RAW RECORDS:
## BEGIN
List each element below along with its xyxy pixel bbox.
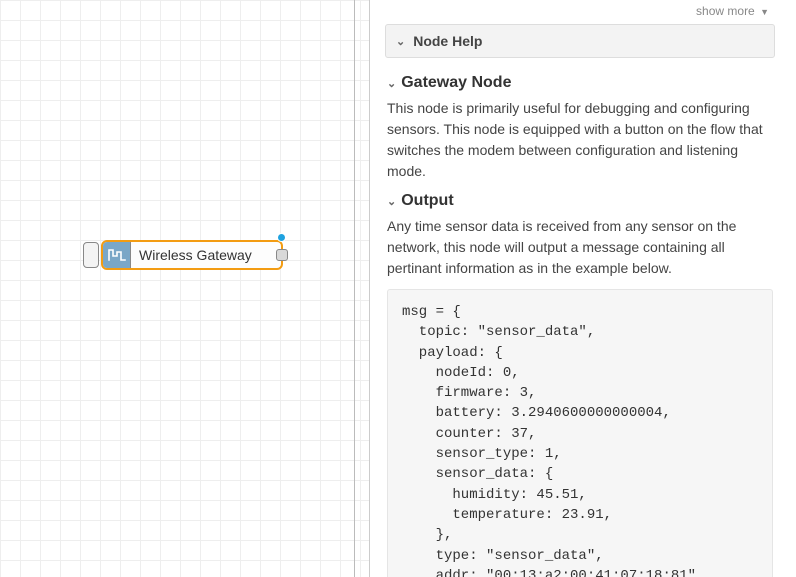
flow-node-wireless-gateway[interactable]: Wireless Gateway [83, 240, 283, 270]
section-title: Node Help [413, 33, 482, 49]
help-heading-text: Gateway Node [401, 74, 511, 92]
chevron-down-icon: ⌄ [396, 35, 405, 48]
help-paragraph: Any time sensor data is received from an… [387, 216, 773, 279]
node-body[interactable]: Wireless Gateway [101, 240, 283, 270]
help-content: ⌄ Gateway Node This node is primarily us… [385, 58, 779, 577]
info-side-panel: show more ▼ ⌄ Node Help ⌄ Gateway Node T… [370, 0, 784, 577]
vertical-scrollbar[interactable] [784, 0, 796, 577]
help-paragraph: This node is primarily useful for debugg… [387, 98, 773, 182]
chevron-down-icon: ⌄ [387, 77, 396, 90]
node-status-indicator [277, 233, 286, 242]
wireless-icon [103, 242, 131, 268]
node-label: Wireless Gateway [131, 247, 252, 263]
help-heading-output[interactable]: ⌄ Output [387, 192, 773, 210]
section-header-node-help[interactable]: ⌄ Node Help [385, 24, 775, 58]
help-heading-text: Output [401, 192, 453, 210]
node-output-port[interactable] [276, 249, 288, 261]
flow-canvas[interactable]: Wireless Gateway [0, 0, 370, 577]
node-trigger-button[interactable] [83, 242, 99, 268]
code-example: msg = { topic: "sensor_data", payload: {… [387, 289, 773, 577]
show-more-label: show more [696, 4, 755, 18]
canvas-divider [354, 0, 355, 577]
caret-down-icon: ▼ [760, 7, 769, 17]
help-heading-gateway[interactable]: ⌄ Gateway Node [387, 74, 773, 92]
show-more-link[interactable]: show more ▼ [385, 0, 779, 24]
chevron-down-icon: ⌄ [387, 195, 396, 208]
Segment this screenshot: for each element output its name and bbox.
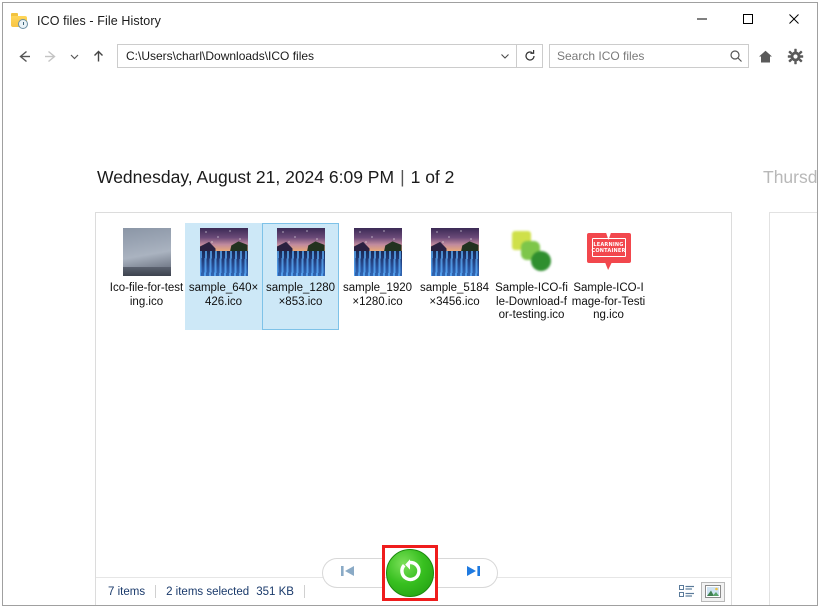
file-name-label: Sample-ICO-Image-for-Testing.ico (572, 282, 646, 323)
previous-version-button[interactable] (322, 558, 382, 588)
file-tile[interactable]: sample_640×426.ico (185, 223, 262, 330)
version-nav-group (322, 545, 498, 601)
previous-version-icon (339, 564, 357, 583)
file-tile[interactable]: sample_5184×3456.ico (416, 223, 493, 330)
file-tile[interactable]: Sample-ICO-file-Download-for-testing.ico (493, 223, 570, 330)
learning-container-thumbnail: LEARNING CONTAINER (585, 228, 633, 276)
chevron-down-icon[interactable] (63, 43, 85, 69)
navigation-toolbar: C:\Users\charl\Downloads\ICO files Searc… (3, 39, 817, 73)
address-chevron-down-icon[interactable] (494, 45, 516, 67)
next-version-timestamp: Thursd (763, 167, 817, 188)
version-timestamp: Wednesday, August 21, 2024 6:09 PM (97, 167, 394, 187)
up-arrow-icon[interactable] (85, 43, 111, 69)
window-controls (679, 3, 817, 35)
maximize-button[interactable] (725, 3, 771, 35)
file-name-label: sample_1920×1280.ico (341, 282, 415, 309)
address-path: C:\Users\charl\Downloads\ICO files (118, 49, 494, 63)
search-box[interactable]: Search ICO files (549, 44, 749, 68)
file-tile[interactable]: sample_1280×853.ico (262, 223, 339, 330)
file-tile[interactable]: LEARNING CONTAINER Sample-ICO-Image-for-… (570, 223, 647, 330)
file-name-label: Ico-file-for-testing.ico (110, 282, 184, 309)
window-title: ICO files - File History (37, 14, 161, 28)
refresh-icon[interactable] (516, 45, 542, 67)
home-icon[interactable] (751, 42, 779, 70)
starry-field-thumbnail (200, 228, 248, 276)
starry-field-thumbnail (354, 228, 402, 276)
starry-field-thumbnail (277, 228, 325, 276)
file-tile[interactable]: sample_1920×1280.ico (339, 223, 416, 330)
version-stage: Wednesday, August 21, 2024 6:09 PM|1 of … (3, 73, 817, 606)
version-counter: 1 of 2 (411, 167, 455, 187)
next-version-button[interactable] (438, 558, 498, 588)
green-blobs-thumbnail (508, 228, 556, 276)
restore-button-wrapper (382, 545, 438, 601)
header-separator: | (394, 167, 411, 187)
file-name-label: sample_1280×853.ico (264, 282, 338, 309)
back-arrow-icon[interactable] (11, 43, 37, 69)
file-history-window: ICO files - File History C:\Use (2, 2, 818, 606)
file-tile[interactable]: Ico-file-for-testing.ico (108, 223, 185, 330)
gear-icon[interactable] (781, 42, 809, 70)
close-button[interactable] (771, 3, 817, 35)
file-name-label: sample_640×426.ico (187, 282, 261, 309)
address-bar[interactable]: C:\Users\charl\Downloads\ICO files (117, 44, 543, 68)
learning-icon-line2: CONTAINER (591, 248, 625, 254)
version-navigation (3, 545, 817, 601)
search-icon[interactable] (724, 49, 748, 63)
starry-field-thumbnail (431, 228, 479, 276)
next-version-icon (464, 564, 482, 583)
file-grid: Ico-file-for-testing.ico sample_640×426.… (96, 213, 731, 577)
search-input[interactable]: Search ICO files (550, 49, 724, 63)
cloudy-sky-thumbnail (123, 228, 171, 276)
title-bar: ICO files - File History (3, 3, 817, 39)
minimize-button[interactable] (679, 3, 725, 35)
folder-history-icon (11, 12, 29, 30)
restore-highlight-box (382, 545, 438, 601)
version-timestamp-header: Wednesday, August 21, 2024 6:09 PM|1 of … (97, 167, 454, 188)
file-name-label: Sample-ICO-file-Download-for-testing.ico (495, 282, 569, 323)
file-name-label: sample_5184×3456.ico (418, 282, 492, 309)
forward-arrow-icon (37, 43, 63, 69)
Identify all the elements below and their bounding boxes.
## END
YOUR GOAL: Rename "help-paragraph" to "help-text-block" everywhere in the items above and write them out again with no other changes. Leave out the pictures.

SOLUTION:
List each element below along with its xyxy pixel bbox.
flow-node-wireless-gateway[interactable]: Wireless Gateway [83, 240, 283, 270]
section-title: Node Help [413, 33, 482, 49]
help-heading-text: Gateway Node [401, 74, 511, 92]
chevron-down-icon: ⌄ [396, 35, 405, 48]
help-text-block: Any time sensor data is received from an… [387, 216, 773, 279]
node-body[interactable]: Wireless Gateway [101, 240, 283, 270]
help-content: ⌄ Gateway Node This node is primarily us… [385, 58, 779, 577]
info-side-panel: show more ▼ ⌄ Node Help ⌄ Gateway Node T… [370, 0, 784, 577]
vertical-scrollbar[interactable] [784, 0, 796, 577]
help-text-block: This node is primarily useful for debugg… [387, 98, 773, 182]
chevron-down-icon: ⌄ [387, 77, 396, 90]
node-status-indicator [277, 233, 286, 242]
wireless-icon [103, 242, 131, 268]
node-label: Wireless Gateway [131, 247, 252, 263]
help-heading-output[interactable]: ⌄ Output [387, 192, 773, 210]
section-header-node-help[interactable]: ⌄ Node Help [385, 24, 775, 58]
help-heading-text: Output [401, 192, 453, 210]
node-output-port[interactable] [276, 249, 288, 261]
flow-canvas[interactable]: Wireless Gateway [0, 0, 370, 577]
node-trigger-button[interactable] [83, 242, 99, 268]
code-example: msg = { topic: "sensor_data", payload: {… [387, 289, 773, 577]
show-more-label: show more [696, 4, 755, 18]
canvas-divider [354, 0, 355, 577]
caret-down-icon: ▼ [760, 7, 769, 17]
help-heading-gateway[interactable]: ⌄ Gateway Node [387, 74, 773, 92]
show-more-link[interactable]: show more ▼ [385, 0, 779, 24]
chevron-down-icon: ⌄ [387, 195, 396, 208]
Segment this screenshot: for each element output its name and bbox.
file-name-label: Sample-ICO-Image-for-Testing.ico (572, 282, 646, 323)
previous-version-button[interactable] (322, 558, 382, 588)
file-tile[interactable]: sample_640×426.ico (185, 223, 262, 330)
version-nav-group (322, 545, 498, 601)
previous-version-icon (339, 564, 357, 583)
file-tile[interactable]: sample_5184×3456.ico (416, 223, 493, 330)
file-tile[interactable]: Sample-ICO-file-Download-for-testing.ico (493, 223, 570, 330)
learning-container-thumbnail: LEARNING CONTAINER (585, 228, 633, 276)
chevron-down-icon[interactable] (63, 43, 85, 69)
navigation-toolbar: C:\Users\charl\Downloads\ICO files Searc… (3, 39, 817, 73)
address-chevron-down-icon[interactable] (494, 45, 516, 67)
next-version-timestamp: Thursd (763, 167, 817, 188)
version-timestamp: Wednesday, August 21, 2024 6:09 PM (97, 167, 394, 187)
up-arrow-icon[interactable] (85, 43, 111, 69)
window-controls (679, 3, 817, 35)
maximize-button[interactable] (725, 3, 771, 35)
file-name-label: sample_1920×1280.ico (341, 282, 415, 309)
address-path: C:\Users\charl\Downloads\ICO files (118, 49, 494, 63)
search-box[interactable]: Search ICO files (549, 44, 749, 68)
file-tile[interactable]: sample_1280×853.ico (262, 223, 339, 330)
file-tile[interactable]: LEARNING CONTAINER Sample-ICO-Image-for-… (570, 223, 647, 330)
file-name-label: Ico-file-for-testing.ico (110, 282, 184, 309)
window-title: ICO files - File History (37, 14, 161, 28)
refresh-icon[interactable] (516, 45, 542, 67)
home-icon[interactable] (751, 42, 779, 70)
starry-field-thumbnail (200, 228, 248, 276)
starry-field-thumbnail (354, 228, 402, 276)
starry-field-thumbnail (277, 228, 325, 276)
file-tile[interactable]: sample_1920×1280.ico (339, 223, 416, 330)
version-stage: Wednesday, August 21, 2024 6:09 PM|1 of … (3, 73, 817, 606)
version-counter: 1 of 2 (411, 167, 455, 187)
next-version-button[interactable] (438, 558, 498, 588)
green-blobs-thumbnail (508, 228, 556, 276)
restore-button-wrapper (382, 545, 438, 601)
header-separator: | (394, 167, 411, 187)
file-name-label: sample_1280×853.ico (264, 282, 338, 309)
back-arrow-icon[interactable] (11, 43, 37, 69)
file-history-window: ICO files - File History C:\Use (2, 2, 818, 606)
file-tile[interactable]: Ico-file-for-testing.ico (108, 223, 185, 330)
gear-icon[interactable] (781, 42, 809, 70)
close-button[interactable] (771, 3, 817, 35)
file-name-label: sample_640×426.ico (187, 282, 261, 309)
address-bar[interactable]: C:\Users\charl\Downloads\ICO files (117, 44, 543, 68)
learning-icon-line2: CONTAINER (591, 248, 625, 254)
version-navigation (3, 545, 817, 601)
search-icon[interactable] (724, 49, 748, 63)
starry-field-thumbnail (431, 228, 479, 276)
next-version-icon (464, 564, 482, 583)
file-grid: Ico-file-for-testing.ico sample_640×426.… (96, 213, 731, 577)
search-input[interactable]: Search ICO files (550, 49, 724, 63)
cloudy-sky-thumbnail (123, 228, 171, 276)
title-bar: ICO files - File History (3, 3, 817, 39)
minimize-button[interactable] (679, 3, 725, 35)
folder-history-icon (11, 12, 29, 30)
restore-highlight-box (382, 545, 438, 601)
version-timestamp-header: Wednesday, August 21, 2024 6:09 PM|1 of … (97, 167, 454, 188)
file-name-label: Sample-ICO-file-Download-for-testing.ico (495, 282, 569, 323)
file-name-label: sample_5184×3456.ico (418, 282, 492, 309)
forward-arrow-icon (37, 43, 63, 69)
Identify all the elements below and their bounding boxes.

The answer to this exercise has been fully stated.